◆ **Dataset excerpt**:
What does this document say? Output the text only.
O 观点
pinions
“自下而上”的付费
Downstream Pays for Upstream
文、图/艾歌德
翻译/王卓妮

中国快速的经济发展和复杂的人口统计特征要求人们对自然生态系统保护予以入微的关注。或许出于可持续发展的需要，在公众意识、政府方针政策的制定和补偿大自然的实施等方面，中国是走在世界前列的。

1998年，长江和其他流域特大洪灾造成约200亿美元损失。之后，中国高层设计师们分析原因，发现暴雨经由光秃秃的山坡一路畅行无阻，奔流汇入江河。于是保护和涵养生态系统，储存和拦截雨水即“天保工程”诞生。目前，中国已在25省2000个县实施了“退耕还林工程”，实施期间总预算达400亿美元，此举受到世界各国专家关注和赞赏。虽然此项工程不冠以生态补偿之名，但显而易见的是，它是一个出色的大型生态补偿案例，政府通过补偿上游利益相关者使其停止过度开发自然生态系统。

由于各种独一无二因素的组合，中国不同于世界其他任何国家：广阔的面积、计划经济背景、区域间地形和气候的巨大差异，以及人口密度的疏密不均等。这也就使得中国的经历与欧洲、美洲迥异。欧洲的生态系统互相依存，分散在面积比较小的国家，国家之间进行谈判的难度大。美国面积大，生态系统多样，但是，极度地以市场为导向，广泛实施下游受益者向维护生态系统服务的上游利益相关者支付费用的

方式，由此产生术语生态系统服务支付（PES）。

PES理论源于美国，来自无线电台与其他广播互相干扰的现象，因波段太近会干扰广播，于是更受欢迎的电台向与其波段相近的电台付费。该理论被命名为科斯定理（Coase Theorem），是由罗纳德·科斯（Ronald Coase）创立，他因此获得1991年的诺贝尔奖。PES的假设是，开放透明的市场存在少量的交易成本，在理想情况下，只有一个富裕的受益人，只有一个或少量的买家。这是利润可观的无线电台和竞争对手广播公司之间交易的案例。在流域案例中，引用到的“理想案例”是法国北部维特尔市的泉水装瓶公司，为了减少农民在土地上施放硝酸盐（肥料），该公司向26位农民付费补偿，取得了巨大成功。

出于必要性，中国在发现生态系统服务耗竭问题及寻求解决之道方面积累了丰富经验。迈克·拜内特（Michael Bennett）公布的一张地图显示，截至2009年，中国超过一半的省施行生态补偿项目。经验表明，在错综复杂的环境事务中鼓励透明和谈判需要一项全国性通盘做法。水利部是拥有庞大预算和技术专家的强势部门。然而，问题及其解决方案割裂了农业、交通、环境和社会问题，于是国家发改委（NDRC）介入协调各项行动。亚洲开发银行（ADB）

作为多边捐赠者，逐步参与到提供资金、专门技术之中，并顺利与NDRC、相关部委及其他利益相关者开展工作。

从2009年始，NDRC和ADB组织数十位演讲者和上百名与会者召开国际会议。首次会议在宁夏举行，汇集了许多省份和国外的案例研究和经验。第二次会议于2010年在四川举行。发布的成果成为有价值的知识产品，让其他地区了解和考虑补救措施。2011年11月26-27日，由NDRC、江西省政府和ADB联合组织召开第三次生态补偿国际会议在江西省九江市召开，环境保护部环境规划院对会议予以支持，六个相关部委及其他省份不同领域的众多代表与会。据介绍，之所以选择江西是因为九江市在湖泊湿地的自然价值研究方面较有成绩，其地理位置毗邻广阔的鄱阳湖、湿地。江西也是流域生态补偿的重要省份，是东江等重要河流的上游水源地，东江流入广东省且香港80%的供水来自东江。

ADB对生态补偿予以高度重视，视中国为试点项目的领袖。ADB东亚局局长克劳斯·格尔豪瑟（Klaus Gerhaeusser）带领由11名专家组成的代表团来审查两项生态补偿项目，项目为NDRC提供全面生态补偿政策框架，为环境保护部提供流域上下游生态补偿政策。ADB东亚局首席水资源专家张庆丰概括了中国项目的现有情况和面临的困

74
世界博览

◆ **Exercise**:
Return each line of the records above exactly as it reads.

◆ **Output of the task**:
What does this document say? Output the text only.
O 观点
pinions
“自下而上”的付费
Downstream Pays for Upstream
文、图/艾歌德
翻译/王卓妮

中国快速的经济发展和复杂的人口统计特征要求人们对自然生态系统保护予以入微的关注。或许出于可持续发展的需要，在公众意识、政府方针政策的制定和补偿大自然的实施等方面，中国是走在世界前列的。

1998年，长江和其他流域特大洪灾造成约200亿美元损失。之后，中国高层设计师们分析原因，发现暴雨经由光秃秃的山坡一路畅行无阻，奔流汇入江河。于是保护和涵养生态系统，储存和拦截雨水即“天保工程”诞生。目前，中国已在25省2000个县实施了“退耕还林工程”，实施期间总预算达400亿美元，此举受到世界各国专家关注和赞赏。虽然此项工程不冠以生态补偿之名，但显而易见的是，它是一个出色的大型生态补偿案例，政府通过补偿上游利益相关者使其停止过度开发自然生态系统。

由于各种独一无二因素的组合，中国不同于世界其他任何国家：广阔的面积、计划经济背景、区域间地形和气候的巨大差异，以及人口密度的疏密不均等。这也就使得中国的经历与欧洲、美洲迥异。欧洲的生态系统互相依存，分散在面积比较小的国家，国家之间进行谈判的难度大。美国面积大，生态系统多样，但是，极度地以市场为导向，广泛实施下游受益者向维护生态系统服务的上游利益相关者支付费用的

方式，由此产生术语生态系统服务支付（PES）。

PES理论源于美国，来自无线电台与其他广播互相干扰的现象，因波段太近会干扰广播，于是更受欢迎的电台向与其波段相近的电台付费。该理论被命名为科斯定理（Coase Theorem），是由罗纳德·科斯（Ronald Coase）创立，他因此获得1991年的诺贝尔奖。PES的假设是，开放透明的市场存在少量的交易成本，在理想情况下，只有一个富裕的受益人，只有一个或少量的买家。这是利润可观的无线电台和竞争对手广播公司之间交易的案例。在流域案例中，引用到的“理想案例”是法国北部维特尔市的泉水装瓶公司，为了减少农民在土地上施放硝酸盐（肥料），该公司向26位农民付费补偿，取得了巨大成功。

出于必要性，中国在发现生态系统服务耗竭问题及寻求解决之道方面积累了丰富经验。迈克·拜内特（Michael Bennett）公布的一张地图显示，截至2009年，中国超过一半的省施行生态补偿项目。经验表明，在错综复杂的环境事务中鼓励透明和谈判需要一项全国性通盘做法。水利部是拥有庞大预算和技术专家的强势部门。然而，问题及其解决方案割裂了农业、交通、环境和社会问题，于是国家发改委（NDRC）介入协调各项行动。亚洲开发银行（ADB）

作为多边捐赠者，逐步参与到提供资金、专门技术之中，并顺利与NDRC、相关部委及其他利益相关者开展工作。

从2009年始，NDRC和ADB组织数十位演讲者和上百名与会者召开国际会议。首次会议在宁夏举行，汇集了许多省份和国外的案例研究和经验。第二次会议于2010年在四川举行。发布的成果成为有价值的知识产品，让其他地区了解和考虑补救措施。2011年11月26-27日，由NDRC、江西省政府和ADB联合组织召开第三次生态补偿国际会议在江西省九江市召开，环境保护部环境规划院对会议予以支持，六个相关部委及其他省份不同领域的众多代表与会。据介绍，之所以选择江西是因为九江市在湖泊湿地的自然价值研究方面较有成绩，其地理位置毗邻广阔的鄱阳湖、湿地。江西也是流域生态补偿的重要省份，是东江等重要河流的上游水源地，东江流入广东省且香港80%的供水来自东江。

ADB对生态补偿予以高度重视，视中国为试点项目的领袖。ADB东亚局局长克劳斯·格尔豪瑟（Klaus Gerhaeusser）带领由11名专家组成的代表团来审查两项生态补偿项目，项目为NDRC提供全面生态补偿政策框架，为环境保护部提供流域上下游生态补偿政策。ADB东亚局首席水资源专家张庆丰概括了中国项目的现有情况和面临的困

74
世界博览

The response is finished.